DATA FOR THIS EXERCISE:
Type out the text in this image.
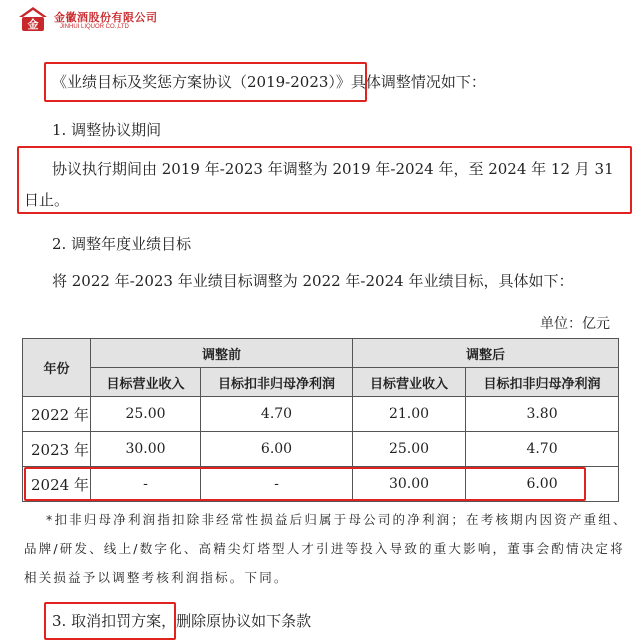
金
金徽酒股份有限公司
JINHUI LIQUOR CO.,LTD
《业绩目标及奖惩方案协议（2019-2023）》具体调整情况如下：
1. 调整协议期间
协议执行期间由 2019 年-2023 年调整为 2019 年-2024 年，至 2024 年 12 月 31
日止。
2. 调整年度业绩目标
将 2022 年-2023 年业绩目标调整为 2022 年-2024 年业绩目标，具体如下：
单位：亿元
年份	调整前		调整后	
	目标营业收入	目标扣非归母净利润	目标营业收入	目标扣非归母净利润
2022 年	25.00	4.70	21.00	3.80
2023 年	30.00	6.00	25.00	4.70
2024 年	-	-	30.00	6.00
*扣非归母净利润指扣除非经常性损益后归属于母公司的净利润；在考核期内因资产重组、
品牌/研发、线上/数字化、高精尖灯塔型人才引进等投入导致的重大影响，董事会酌情决定将
相关损益予以调整考核利润指标。下同。
3. 取消扣罚方案，删除原协议如下条款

EXERCISE PROMPT: Copy the listing over exactly, skipping the pictures it holds.

WRITTEN SOLUTION:
Type out the text in this image.
金
金徽酒股份有限公司
JINHUI LIQUOR CO.,LTD
《业绩目标及奖惩方案协议（2019-2023）》具体调整情况如下：
1. 调整协议期间
协议执行期间由 2019 年-2023 年调整为 2019 年-2024 年，至 2024 年 12 月 31
日止。
2. 调整年度业绩目标
将 2022 年-2023 年业绩目标调整为 2022 年-2024 年业绩目标，具体如下：
单位：亿元
年份	调整前		调整后	
	目标营业收入	目标扣非归母净利润	目标营业收入	目标扣非归母净利润
2022 年	25.00	4.70	21.00	3.80
2023 年	30.00	6.00	25.00	4.70
2024 年	-	-	30.00	6.00
*扣非归母净利润指扣除非经常性损益后归属于母公司的净利润；在考核期内因资产重组、
品牌/研发、线上/数字化、高精尖灯塔型人才引进等投入导致的重大影响，董事会酌情决定将
相关损益予以调整考核利润指标。下同。
3. 取消扣罚方案，删除原协议如下条款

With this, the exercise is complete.